### Stored data
>> start
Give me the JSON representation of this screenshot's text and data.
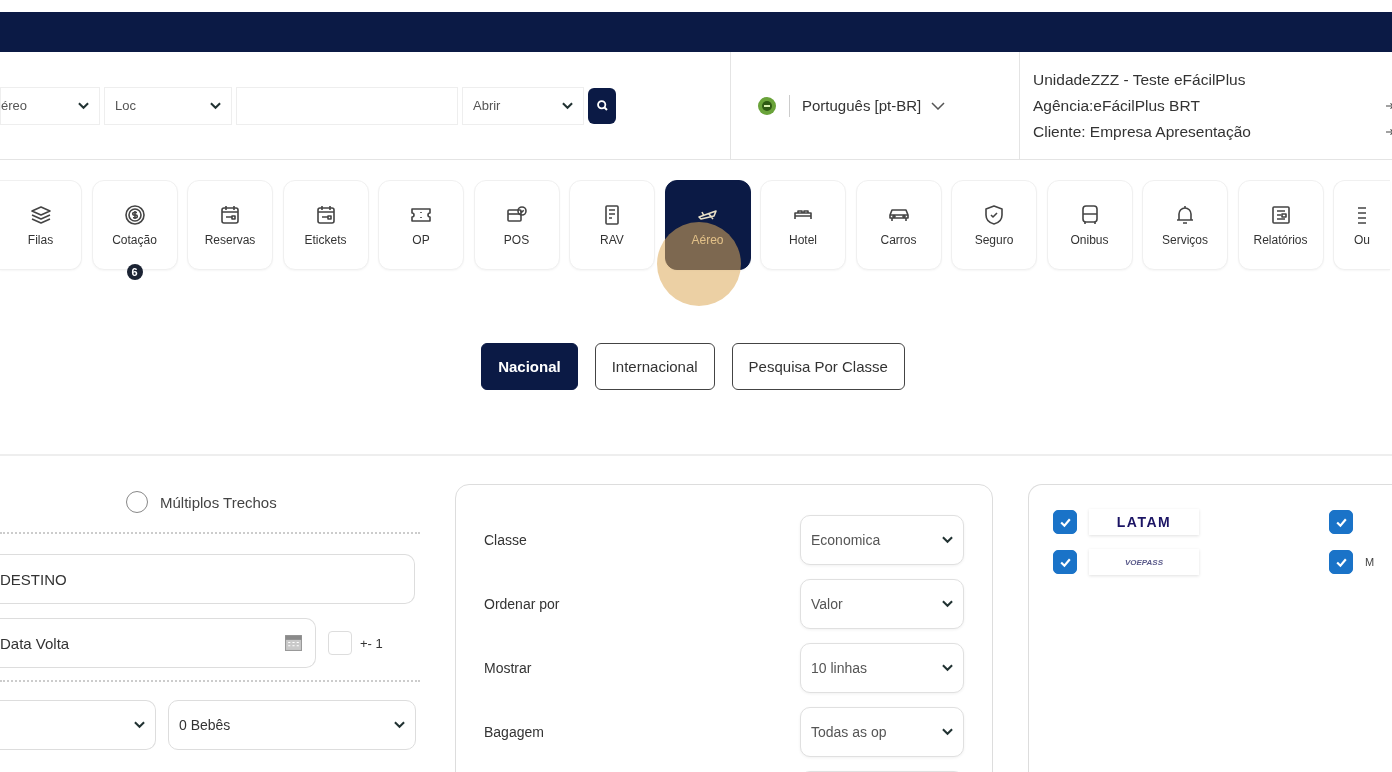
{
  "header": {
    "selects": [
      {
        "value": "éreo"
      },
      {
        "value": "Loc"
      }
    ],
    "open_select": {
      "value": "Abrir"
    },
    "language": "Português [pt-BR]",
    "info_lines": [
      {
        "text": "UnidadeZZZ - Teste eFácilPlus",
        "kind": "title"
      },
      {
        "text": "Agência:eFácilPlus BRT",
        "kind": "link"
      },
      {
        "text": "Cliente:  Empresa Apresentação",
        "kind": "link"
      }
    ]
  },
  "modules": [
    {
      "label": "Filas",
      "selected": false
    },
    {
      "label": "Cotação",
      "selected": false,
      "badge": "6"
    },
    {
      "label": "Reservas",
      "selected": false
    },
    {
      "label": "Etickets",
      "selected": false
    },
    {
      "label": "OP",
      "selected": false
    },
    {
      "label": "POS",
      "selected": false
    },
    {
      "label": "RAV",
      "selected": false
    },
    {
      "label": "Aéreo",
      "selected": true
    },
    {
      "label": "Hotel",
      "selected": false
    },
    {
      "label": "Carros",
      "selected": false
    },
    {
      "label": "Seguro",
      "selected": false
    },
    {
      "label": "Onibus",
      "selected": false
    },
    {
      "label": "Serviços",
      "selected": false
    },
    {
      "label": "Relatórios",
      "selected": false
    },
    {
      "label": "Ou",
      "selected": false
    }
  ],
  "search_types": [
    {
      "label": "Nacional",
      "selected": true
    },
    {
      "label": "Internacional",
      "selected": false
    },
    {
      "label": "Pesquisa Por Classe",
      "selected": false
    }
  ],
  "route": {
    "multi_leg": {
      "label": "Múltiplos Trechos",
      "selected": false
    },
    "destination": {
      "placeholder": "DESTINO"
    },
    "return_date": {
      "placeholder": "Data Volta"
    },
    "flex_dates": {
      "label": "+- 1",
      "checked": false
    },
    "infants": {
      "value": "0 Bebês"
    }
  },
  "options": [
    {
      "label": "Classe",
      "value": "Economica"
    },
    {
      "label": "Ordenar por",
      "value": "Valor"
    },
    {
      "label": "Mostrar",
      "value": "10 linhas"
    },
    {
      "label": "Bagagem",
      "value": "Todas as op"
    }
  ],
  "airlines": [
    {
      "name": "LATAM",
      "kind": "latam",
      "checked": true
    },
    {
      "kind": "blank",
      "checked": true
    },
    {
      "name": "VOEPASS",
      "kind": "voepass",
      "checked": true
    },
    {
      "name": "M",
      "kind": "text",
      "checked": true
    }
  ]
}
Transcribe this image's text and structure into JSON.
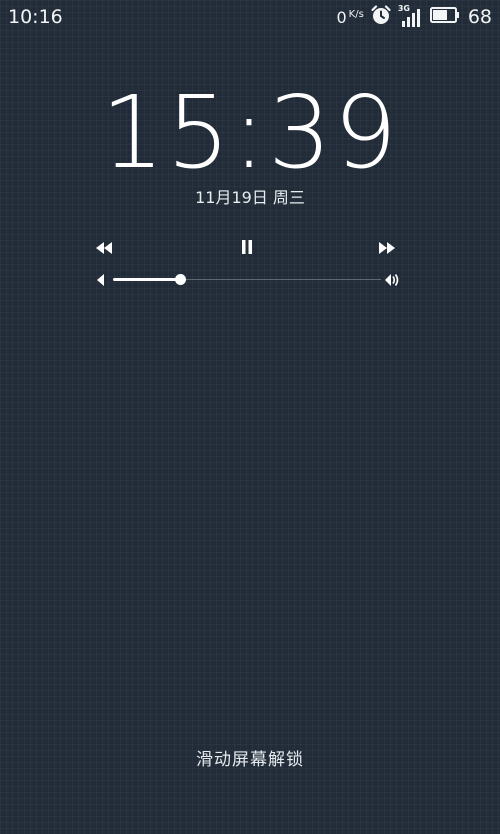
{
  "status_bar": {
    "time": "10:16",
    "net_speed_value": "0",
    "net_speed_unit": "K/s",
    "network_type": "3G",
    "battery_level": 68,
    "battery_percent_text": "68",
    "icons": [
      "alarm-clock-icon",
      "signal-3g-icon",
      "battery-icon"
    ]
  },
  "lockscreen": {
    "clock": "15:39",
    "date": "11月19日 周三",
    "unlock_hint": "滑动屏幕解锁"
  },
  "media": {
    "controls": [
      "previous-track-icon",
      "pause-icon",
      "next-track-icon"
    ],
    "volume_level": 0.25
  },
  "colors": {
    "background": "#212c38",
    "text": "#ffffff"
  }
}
>> end
### WHAT THE TASK ASKS
Read through the data and copy every line where "this" shows up.

### WORKED ANSWER
Give me the JSON representation of this screenshot's text and data.
Transcribe this image's text and structure into JSON.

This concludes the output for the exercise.